[Source data]
▼
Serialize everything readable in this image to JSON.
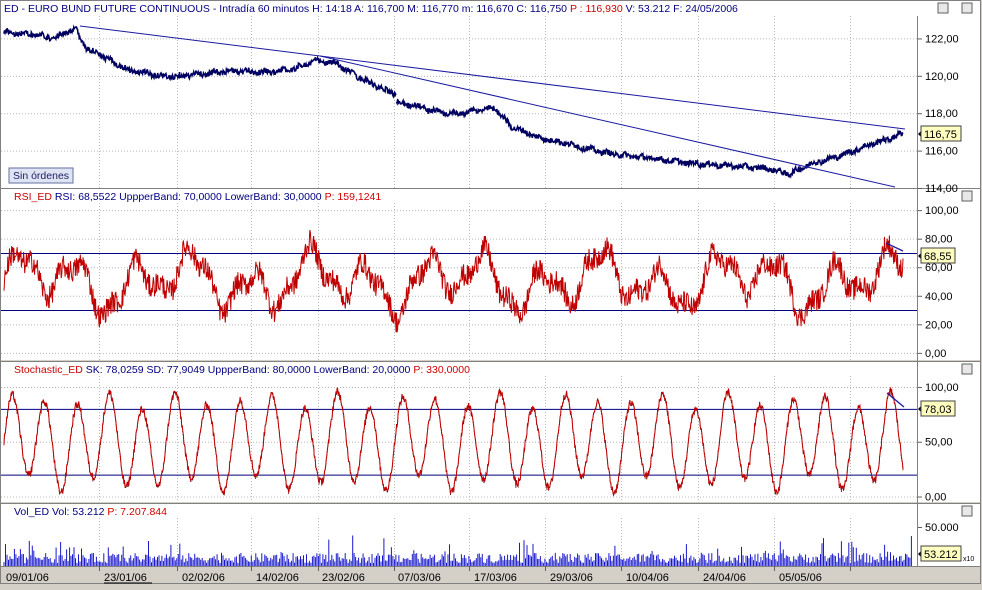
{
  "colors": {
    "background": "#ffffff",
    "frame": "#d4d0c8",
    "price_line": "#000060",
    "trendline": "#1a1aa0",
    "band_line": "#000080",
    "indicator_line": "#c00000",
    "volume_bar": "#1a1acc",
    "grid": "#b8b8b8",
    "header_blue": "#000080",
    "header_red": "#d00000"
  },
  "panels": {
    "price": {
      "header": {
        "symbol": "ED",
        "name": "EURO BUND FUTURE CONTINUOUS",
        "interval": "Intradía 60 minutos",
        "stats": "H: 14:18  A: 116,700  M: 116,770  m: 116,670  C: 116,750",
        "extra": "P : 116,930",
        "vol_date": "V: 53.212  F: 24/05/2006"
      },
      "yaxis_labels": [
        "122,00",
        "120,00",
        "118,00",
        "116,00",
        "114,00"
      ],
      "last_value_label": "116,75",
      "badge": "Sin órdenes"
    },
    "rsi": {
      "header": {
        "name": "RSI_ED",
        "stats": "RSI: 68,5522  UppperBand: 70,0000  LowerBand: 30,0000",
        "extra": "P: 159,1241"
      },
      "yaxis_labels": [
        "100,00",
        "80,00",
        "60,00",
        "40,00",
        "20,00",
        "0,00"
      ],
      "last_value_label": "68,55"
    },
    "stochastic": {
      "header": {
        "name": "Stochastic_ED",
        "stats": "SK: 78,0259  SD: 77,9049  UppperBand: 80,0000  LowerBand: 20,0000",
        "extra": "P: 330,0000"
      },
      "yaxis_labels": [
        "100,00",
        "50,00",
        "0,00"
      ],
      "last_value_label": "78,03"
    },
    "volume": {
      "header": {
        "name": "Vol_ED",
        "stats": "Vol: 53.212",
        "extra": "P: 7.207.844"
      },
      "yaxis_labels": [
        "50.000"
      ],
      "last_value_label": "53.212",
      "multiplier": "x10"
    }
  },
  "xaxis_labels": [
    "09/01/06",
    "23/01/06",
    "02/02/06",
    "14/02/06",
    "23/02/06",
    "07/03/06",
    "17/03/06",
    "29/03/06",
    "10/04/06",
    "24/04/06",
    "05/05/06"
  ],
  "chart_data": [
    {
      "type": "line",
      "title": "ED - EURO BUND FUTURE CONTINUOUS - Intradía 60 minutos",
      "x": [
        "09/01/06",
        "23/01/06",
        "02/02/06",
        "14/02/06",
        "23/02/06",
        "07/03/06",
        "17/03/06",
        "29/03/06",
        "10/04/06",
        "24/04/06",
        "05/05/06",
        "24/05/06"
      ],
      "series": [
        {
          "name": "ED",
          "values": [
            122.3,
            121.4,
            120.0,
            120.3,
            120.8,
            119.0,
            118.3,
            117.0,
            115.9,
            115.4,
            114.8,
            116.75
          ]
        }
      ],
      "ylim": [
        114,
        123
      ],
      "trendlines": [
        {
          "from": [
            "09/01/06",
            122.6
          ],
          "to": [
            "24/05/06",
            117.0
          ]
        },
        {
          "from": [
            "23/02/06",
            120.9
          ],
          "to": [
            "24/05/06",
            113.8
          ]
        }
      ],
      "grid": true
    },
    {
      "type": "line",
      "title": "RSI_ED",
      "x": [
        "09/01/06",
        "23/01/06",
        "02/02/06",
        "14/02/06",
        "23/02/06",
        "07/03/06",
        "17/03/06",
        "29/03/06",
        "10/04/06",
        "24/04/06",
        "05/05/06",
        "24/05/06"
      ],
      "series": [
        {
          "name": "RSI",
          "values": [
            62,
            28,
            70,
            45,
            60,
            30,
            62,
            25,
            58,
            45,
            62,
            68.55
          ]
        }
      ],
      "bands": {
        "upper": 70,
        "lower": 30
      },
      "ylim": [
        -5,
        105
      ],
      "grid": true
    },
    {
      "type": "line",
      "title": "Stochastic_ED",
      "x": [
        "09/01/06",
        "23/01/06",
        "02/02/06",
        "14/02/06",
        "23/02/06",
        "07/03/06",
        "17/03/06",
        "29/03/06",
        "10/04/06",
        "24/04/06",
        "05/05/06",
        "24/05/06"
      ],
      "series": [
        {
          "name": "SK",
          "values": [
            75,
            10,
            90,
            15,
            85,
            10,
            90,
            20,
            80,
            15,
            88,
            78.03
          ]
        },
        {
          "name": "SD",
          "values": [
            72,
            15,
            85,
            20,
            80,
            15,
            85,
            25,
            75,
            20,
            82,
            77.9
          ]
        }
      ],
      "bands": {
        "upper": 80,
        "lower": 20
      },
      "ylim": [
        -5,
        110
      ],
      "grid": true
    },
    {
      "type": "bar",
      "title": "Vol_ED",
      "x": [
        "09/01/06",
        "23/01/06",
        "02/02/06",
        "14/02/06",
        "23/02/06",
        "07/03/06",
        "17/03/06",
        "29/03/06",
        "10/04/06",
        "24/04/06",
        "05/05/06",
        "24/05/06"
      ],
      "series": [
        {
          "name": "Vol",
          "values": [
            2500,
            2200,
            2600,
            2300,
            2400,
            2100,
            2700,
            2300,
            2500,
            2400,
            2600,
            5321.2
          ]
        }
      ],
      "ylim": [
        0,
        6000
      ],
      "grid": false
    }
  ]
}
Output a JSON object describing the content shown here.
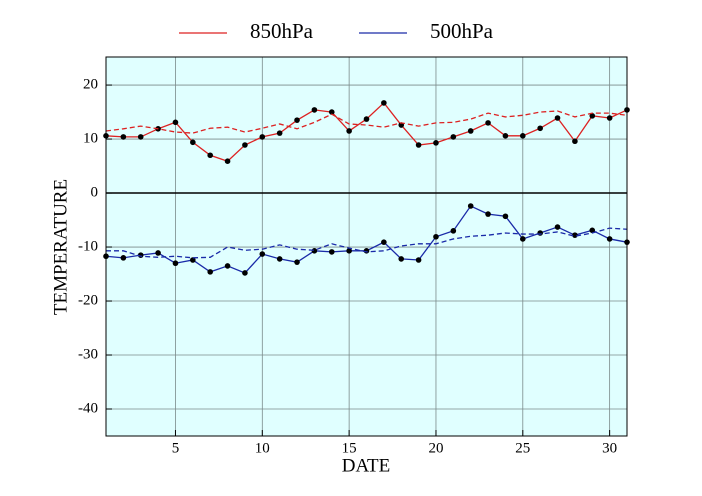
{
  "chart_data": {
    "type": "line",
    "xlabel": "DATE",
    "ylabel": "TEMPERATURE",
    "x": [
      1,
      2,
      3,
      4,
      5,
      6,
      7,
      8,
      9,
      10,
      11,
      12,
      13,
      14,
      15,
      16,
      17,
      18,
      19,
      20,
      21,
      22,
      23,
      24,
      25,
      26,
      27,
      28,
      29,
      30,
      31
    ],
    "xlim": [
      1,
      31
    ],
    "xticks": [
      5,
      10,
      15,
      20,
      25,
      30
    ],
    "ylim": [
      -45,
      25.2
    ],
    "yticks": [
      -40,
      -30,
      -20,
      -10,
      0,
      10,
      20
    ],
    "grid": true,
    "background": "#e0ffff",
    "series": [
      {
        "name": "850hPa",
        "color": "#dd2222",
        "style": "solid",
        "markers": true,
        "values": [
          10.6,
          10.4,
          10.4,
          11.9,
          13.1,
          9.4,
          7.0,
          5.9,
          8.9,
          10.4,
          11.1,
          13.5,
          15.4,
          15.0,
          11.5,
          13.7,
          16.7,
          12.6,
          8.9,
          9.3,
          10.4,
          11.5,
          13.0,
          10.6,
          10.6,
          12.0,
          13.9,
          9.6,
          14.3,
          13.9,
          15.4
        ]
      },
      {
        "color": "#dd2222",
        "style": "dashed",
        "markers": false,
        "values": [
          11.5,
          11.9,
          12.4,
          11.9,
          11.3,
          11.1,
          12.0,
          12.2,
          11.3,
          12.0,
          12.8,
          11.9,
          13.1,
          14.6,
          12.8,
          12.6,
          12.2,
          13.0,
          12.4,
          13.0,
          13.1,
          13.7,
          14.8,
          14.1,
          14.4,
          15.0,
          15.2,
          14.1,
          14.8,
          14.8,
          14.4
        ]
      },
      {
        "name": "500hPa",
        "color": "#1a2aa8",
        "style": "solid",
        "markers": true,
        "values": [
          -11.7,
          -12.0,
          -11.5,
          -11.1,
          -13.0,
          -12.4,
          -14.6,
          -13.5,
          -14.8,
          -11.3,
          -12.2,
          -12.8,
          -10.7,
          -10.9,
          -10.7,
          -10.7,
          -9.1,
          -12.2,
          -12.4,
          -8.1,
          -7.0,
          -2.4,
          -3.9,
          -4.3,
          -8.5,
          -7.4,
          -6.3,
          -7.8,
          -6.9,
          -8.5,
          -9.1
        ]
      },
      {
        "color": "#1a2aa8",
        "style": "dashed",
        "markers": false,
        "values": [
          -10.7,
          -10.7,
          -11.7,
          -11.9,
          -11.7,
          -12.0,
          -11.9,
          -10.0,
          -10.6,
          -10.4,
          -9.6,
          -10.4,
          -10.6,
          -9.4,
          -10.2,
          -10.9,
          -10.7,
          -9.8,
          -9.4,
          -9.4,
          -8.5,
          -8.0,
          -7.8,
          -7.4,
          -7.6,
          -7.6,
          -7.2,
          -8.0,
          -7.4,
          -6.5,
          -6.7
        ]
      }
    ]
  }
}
▲
_What to produce_: Determine the number of lines in these entries that contain the word "background", and write only that number.

_Response below_: 2